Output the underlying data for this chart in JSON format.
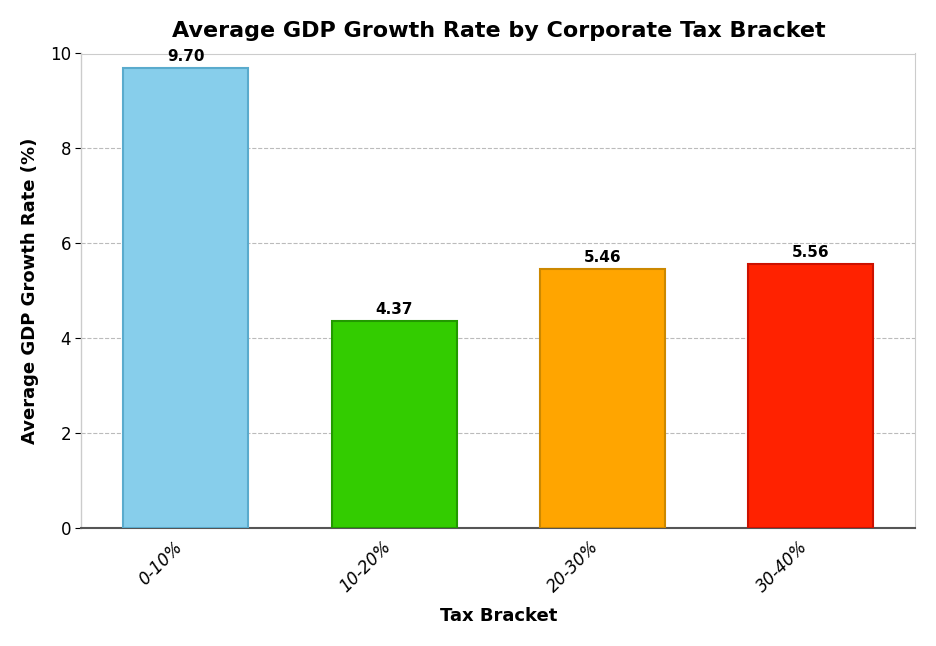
{
  "title": "Average GDP Growth Rate by Corporate Tax Bracket",
  "xlabel": "Tax Bracket",
  "ylabel": "Average GDP Growth Rate (%)",
  "categories": [
    "0-10%",
    "10-20%",
    "20-30%",
    "30-40%"
  ],
  "values": [
    9.7,
    4.37,
    5.46,
    5.56
  ],
  "bar_colors": [
    "#87CEEB",
    "#33CC00",
    "#FFA500",
    "#FF2200"
  ],
  "bar_edge_colors": [
    "#5AABCD",
    "#229900",
    "#CC8800",
    "#CC1100"
  ],
  "ylim": [
    0,
    10
  ],
  "yticks": [
    0,
    2,
    4,
    6,
    8,
    10
  ],
  "title_fontsize": 16,
  "label_fontsize": 13,
  "tick_fontsize": 12,
  "annotation_fontsize": 11,
  "background_color": "#FFFFFF",
  "grid_color": "#AAAAAA",
  "grid_linestyle": "--",
  "grid_alpha": 0.8,
  "bar_width": 0.6,
  "figsize": [
    9.36,
    6.46
  ],
  "dpi": 100
}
☆ ☆ ☆ ☆
PROBLEM DESCRIPTION:
Quote every record above exactly, leaving out any pictures.

FINISHED ANSWER:
Output the underlying data for this chart in JSON format.
{
  "title": "Average GDP Growth Rate by Corporate Tax Bracket",
  "xlabel": "Tax Bracket",
  "ylabel": "Average GDP Growth Rate (%)",
  "categories": [
    "0-10%",
    "10-20%",
    "20-30%",
    "30-40%"
  ],
  "values": [
    9.7,
    4.37,
    5.46,
    5.56
  ],
  "bar_colors": [
    "#87CEEB",
    "#33CC00",
    "#FFA500",
    "#FF2200"
  ],
  "bar_edge_colors": [
    "#5AABCD",
    "#229900",
    "#CC8800",
    "#CC1100"
  ],
  "ylim": [
    0,
    10
  ],
  "yticks": [
    0,
    2,
    4,
    6,
    8,
    10
  ],
  "title_fontsize": 16,
  "label_fontsize": 13,
  "tick_fontsize": 12,
  "annotation_fontsize": 11,
  "background_color": "#FFFFFF",
  "grid_color": "#AAAAAA",
  "grid_linestyle": "--",
  "grid_alpha": 0.8,
  "bar_width": 0.6,
  "figsize": [
    9.36,
    6.46
  ],
  "dpi": 100
}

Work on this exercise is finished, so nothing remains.